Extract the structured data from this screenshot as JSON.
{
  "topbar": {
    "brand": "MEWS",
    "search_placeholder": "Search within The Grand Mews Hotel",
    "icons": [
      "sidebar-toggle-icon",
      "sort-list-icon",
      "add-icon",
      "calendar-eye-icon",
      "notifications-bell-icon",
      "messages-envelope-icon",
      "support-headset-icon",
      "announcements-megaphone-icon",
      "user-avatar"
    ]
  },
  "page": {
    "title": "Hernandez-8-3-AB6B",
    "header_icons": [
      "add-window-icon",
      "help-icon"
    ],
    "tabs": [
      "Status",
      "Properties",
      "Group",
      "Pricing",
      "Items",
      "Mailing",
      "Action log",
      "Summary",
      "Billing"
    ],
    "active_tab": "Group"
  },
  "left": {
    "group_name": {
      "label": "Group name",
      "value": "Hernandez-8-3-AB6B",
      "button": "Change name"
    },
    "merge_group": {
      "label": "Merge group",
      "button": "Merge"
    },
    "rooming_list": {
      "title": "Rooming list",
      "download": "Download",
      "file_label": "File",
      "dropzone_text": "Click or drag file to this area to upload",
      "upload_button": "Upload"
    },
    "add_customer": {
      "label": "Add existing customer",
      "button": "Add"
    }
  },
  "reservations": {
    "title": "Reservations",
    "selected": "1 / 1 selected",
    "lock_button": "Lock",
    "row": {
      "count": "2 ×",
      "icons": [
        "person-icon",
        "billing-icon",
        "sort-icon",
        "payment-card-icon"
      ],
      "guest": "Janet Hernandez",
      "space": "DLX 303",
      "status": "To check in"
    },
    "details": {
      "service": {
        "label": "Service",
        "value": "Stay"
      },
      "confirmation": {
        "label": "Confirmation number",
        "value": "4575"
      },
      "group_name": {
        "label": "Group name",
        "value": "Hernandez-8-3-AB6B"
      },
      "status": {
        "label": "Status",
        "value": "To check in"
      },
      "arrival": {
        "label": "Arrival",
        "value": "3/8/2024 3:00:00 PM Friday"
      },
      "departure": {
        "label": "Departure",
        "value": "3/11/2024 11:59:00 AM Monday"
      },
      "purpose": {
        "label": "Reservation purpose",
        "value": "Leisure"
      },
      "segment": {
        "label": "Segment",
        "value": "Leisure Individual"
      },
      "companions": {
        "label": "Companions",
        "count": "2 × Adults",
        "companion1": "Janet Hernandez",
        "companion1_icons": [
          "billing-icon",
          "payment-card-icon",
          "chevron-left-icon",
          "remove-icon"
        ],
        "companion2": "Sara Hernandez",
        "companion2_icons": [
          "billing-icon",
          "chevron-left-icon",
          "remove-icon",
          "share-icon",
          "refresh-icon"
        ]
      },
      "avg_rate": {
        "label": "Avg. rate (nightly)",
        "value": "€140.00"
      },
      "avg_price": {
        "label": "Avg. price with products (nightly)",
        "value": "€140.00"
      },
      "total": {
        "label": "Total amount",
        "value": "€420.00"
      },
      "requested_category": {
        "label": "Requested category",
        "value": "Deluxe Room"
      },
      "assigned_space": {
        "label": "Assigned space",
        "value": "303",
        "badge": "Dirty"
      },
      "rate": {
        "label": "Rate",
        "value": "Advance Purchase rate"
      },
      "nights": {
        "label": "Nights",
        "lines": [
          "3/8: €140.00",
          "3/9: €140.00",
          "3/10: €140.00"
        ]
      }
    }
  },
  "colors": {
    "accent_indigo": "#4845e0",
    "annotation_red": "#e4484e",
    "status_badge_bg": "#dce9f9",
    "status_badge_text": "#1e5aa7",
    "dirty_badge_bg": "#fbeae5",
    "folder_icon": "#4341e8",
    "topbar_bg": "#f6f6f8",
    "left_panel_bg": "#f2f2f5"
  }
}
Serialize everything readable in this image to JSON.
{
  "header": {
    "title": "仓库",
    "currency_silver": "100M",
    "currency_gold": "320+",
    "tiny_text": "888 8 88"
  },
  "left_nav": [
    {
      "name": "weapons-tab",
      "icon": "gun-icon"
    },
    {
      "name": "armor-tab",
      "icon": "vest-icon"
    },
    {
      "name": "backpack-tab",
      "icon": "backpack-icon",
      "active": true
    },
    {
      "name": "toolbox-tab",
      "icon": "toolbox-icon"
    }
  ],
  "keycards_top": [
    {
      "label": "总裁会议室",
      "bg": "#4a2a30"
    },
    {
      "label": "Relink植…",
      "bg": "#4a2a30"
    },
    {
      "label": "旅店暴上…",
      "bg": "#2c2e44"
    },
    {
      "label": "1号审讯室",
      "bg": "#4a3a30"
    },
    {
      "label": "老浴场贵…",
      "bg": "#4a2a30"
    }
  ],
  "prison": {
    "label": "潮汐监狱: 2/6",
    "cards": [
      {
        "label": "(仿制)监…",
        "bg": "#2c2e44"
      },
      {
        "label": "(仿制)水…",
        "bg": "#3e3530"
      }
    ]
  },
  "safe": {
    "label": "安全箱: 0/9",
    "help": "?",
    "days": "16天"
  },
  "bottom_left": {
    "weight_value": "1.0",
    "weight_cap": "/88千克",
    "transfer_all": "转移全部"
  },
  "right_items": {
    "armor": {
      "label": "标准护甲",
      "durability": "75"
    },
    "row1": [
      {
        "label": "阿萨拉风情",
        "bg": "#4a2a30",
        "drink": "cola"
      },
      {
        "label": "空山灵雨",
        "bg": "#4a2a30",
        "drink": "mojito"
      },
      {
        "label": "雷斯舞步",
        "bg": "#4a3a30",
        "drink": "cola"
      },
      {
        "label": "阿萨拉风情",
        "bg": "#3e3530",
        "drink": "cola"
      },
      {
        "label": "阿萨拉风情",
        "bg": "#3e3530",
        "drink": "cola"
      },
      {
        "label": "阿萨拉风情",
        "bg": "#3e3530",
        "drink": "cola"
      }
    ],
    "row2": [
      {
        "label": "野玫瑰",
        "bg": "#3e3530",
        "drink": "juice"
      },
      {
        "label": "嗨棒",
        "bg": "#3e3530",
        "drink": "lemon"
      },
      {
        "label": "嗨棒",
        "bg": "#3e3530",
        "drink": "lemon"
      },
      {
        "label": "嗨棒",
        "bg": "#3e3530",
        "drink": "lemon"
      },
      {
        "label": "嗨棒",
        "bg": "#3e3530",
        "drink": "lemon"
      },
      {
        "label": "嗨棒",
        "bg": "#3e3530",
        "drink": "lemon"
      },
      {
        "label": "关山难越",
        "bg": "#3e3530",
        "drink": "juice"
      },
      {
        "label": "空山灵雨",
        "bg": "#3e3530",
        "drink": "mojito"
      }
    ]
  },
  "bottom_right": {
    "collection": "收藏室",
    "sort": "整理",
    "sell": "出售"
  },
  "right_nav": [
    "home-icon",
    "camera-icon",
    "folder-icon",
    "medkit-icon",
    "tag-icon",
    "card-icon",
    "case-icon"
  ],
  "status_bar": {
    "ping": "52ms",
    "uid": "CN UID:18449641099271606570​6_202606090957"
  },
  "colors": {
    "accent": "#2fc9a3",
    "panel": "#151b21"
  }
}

=== Directive ===
Transcribe the data above in full, exactly.

=== Written solution ===
Extract the structured data from this screenshot as JSON.
{
  "topbar": {
    "brand": "MEWS",
    "search_placeholder": "Search within The Grand Mews Hotel",
    "icons": [
      "sidebar-toggle-icon",
      "sort-list-icon",
      "add-icon",
      "calendar-eye-icon",
      "notifications-bell-icon",
      "messages-envelope-icon",
      "support-headset-icon",
      "announcements-megaphone-icon",
      "user-avatar"
    ]
  },
  "page": {
    "title": "Hernandez-8-3-AB6B",
    "header_icons": [
      "add-window-icon",
      "help-icon"
    ],
    "tabs": [
      "Status",
      "Properties",
      "Group",
      "Pricing",
      "Items",
      "Mailing",
      "Action log",
      "Summary",
      "Billing"
    ],
    "active_tab": "Group"
  },
  "left": {
    "group_name": {
      "label": "Group name",
      "value": "Hernandez-8-3-AB6B",
      "button": "Change name"
    },
    "merge_group": {
      "label": "Merge group",
      "button": "Merge"
    },
    "rooming_list": {
      "title": "Rooming list",
      "download": "Download",
      "file_label": "File",
      "dropzone_text": "Click or drag file to this area to upload",
      "upload_button": "Upload"
    },
    "add_customer": {
      "label": "Add existing customer",
      "button": "Add"
    }
  },
  "reservations": {
    "title": "Reservations",
    "selected": "1 / 1 selected",
    "lock_button": "Lock",
    "row": {
      "count": "2 ×",
      "icons": [
        "person-icon",
        "billing-icon",
        "sort-icon",
        "payment-card-icon"
      ],
      "guest": "Janet Hernandez",
      "space": "DLX 303",
      "status": "To check in"
    },
    "details": {
      "service": {
        "label": "Service",
        "value": "Stay"
      },
      "confirmation": {
        "label": "Confirmation number",
        "value": "4575"
      },
      "group_name": {
        "label": "Group name",
        "value": "Hernandez-8-3-AB6B"
      },
      "status": {
        "label": "Status",
        "value": "To check in"
      },
      "arrival": {
        "label": "Arrival",
        "value": "3/8/2024 3:00:00 PM Friday"
      },
      "departure": {
        "label": "Departure",
        "value": "3/11/2024 11:59:00 AM Monday"
      },
      "purpose": {
        "label": "Reservation purpose",
        "value": "Leisure"
      },
      "segment": {
        "label": "Segment",
        "value": "Leisure Individual"
      },
      "companions": {
        "label": "Companions",
        "count": "2 × Adults",
        "companion1": "Janet Hernandez",
        "companion1_icons": [
          "billing-icon",
          "payment-card-icon",
          "chevron-left-icon",
          "remove-icon"
        ],
        "companion2": "Sara Hernandez",
        "companion2_icons": [
          "billing-icon",
          "chevron-left-icon",
          "remove-icon",
          "share-icon",
          "refresh-icon"
        ]
      },
      "avg_rate": {
        "label": "Avg. rate (nightly)",
        "value": "€140.00"
      },
      "avg_price": {
        "label": "Avg. price with products (nightly)",
        "value": "€140.00"
      },
      "total": {
        "label": "Total amount",
        "value": "€420.00"
      },
      "requested_category": {
        "label": "Requested category",
        "value": "Deluxe Room"
      },
      "assigned_space": {
        "label": "Assigned space",
        "value": "303",
        "badge": "Dirty"
      },
      "rate": {
        "label": "Rate",
        "value": "Advance Purchase rate"
      },
      "nights": {
        "label": "Nights",
        "lines": [
          "3/8: €140.00",
          "3/9: €140.00",
          "3/10: €140.00"
        ]
      }
    }
  },
  "colors": {
    "accent_indigo": "#4845e0",
    "annotation_red": "#e4484e",
    "status_badge_bg": "#dce9f9",
    "status_badge_text": "#1e5aa7",
    "dirty_badge_bg": "#fbeae5",
    "folder_icon": "#4341e8",
    "topbar_bg": "#f6f6f8",
    "left_panel_bg": "#f2f2f5"
  }
}
Serialize everything readable in this image to JSON.
{
  "header": {
    "title": "仓库",
    "currency_silver": "100M",
    "currency_gold": "320+",
    "tiny_text": "888 8 88"
  },
  "left_nav": [
    {
      "name": "weapons-tab",
      "icon": "gun-icon"
    },
    {
      "name": "armor-tab",
      "icon": "vest-icon"
    },
    {
      "name": "backpack-tab",
      "icon": "backpack-icon",
      "active": true
    },
    {
      "name": "toolbox-tab",
      "icon": "toolbox-icon"
    }
  ],
  "keycards_top": [
    {
      "label": "总裁会议室",
      "bg": "#4a2a30"
    },
    {
      "label": "Relink植…",
      "bg": "#4a2a30"
    },
    {
      "label": "旅店暴上…",
      "bg": "#2c2e44"
    },
    {
      "label": "1号审讯室",
      "bg": "#4a3a30"
    },
    {
      "label": "老浴场贵…",
      "bg": "#4a2a30"
    }
  ],
  "prison": {
    "label": "潮汐监狱: 2/6",
    "cards": [
      {
        "label": "(仿制)监…",
        "bg": "#2c2e44"
      },
      {
        "label": "(仿制)水…",
        "bg": "#3e3530"
      }
    ]
  },
  "safe": {
    "label": "安全箱: 0/9",
    "help": "?",
    "days": "16天"
  },
  "bottom_left": {
    "weight_value": "1.0",
    "weight_cap": "/88千克",
    "transfer_all": "转移全部"
  },
  "right_items": {
    "armor": {
      "label": "标准护甲",
      "durability": "75"
    },
    "row1": [
      {
        "label": "阿萨拉风情",
        "bg": "#4a2a30",
        "drink": "cola"
      },
      {
        "label": "空山灵雨",
        "bg": "#4a2a30",
        "drink": "mojito"
      },
      {
        "label": "雷斯舞步",
        "bg": "#4a3a30",
        "drink": "cola"
      },
      {
        "label": "阿萨拉风情",
        "bg": "#3e3530",
        "drink": "cola"
      },
      {
        "label": "阿萨拉风情",
        "bg": "#3e3530",
        "drink": "cola"
      },
      {
        "label": "阿萨拉风情",
        "bg": "#3e3530",
        "drink": "cola"
      }
    ],
    "row2": [
      {
        "label": "野玫瑰",
        "bg": "#3e3530",
        "drink": "juice"
      },
      {
        "label": "嗨棒",
        "bg": "#3e3530",
        "drink": "lemon"
      },
      {
        "label": "嗨棒",
        "bg": "#3e3530",
        "drink": "lemon"
      },
      {
        "label": "嗨棒",
        "bg": "#3e3530",
        "drink": "lemon"
      },
      {
        "label": "嗨棒",
        "bg": "#3e3530",
        "drink": "lemon"
      },
      {
        "label": "嗨棒",
        "bg": "#3e3530",
        "drink": "lemon"
      },
      {
        "label": "关山难越",
        "bg": "#3e3530",
        "drink": "juice"
      },
      {
        "label": "空山灵雨",
        "bg": "#3e3530",
        "drink": "mojito"
      }
    ]
  },
  "bottom_right": {
    "collection": "收藏室",
    "sort": "整理",
    "sell": "出售"
  },
  "right_nav": [
    "home-icon",
    "camera-icon",
    "folder-icon",
    "medkit-icon",
    "tag-icon",
    "card-icon",
    "case-icon"
  ],
  "status_bar": {
    "ping": "52ms",
    "uid": "CN UID:18449641099271606570​6_202606090957"
  },
  "colors": {
    "accent": "#2fc9a3",
    "panel": "#151b21"
  }
}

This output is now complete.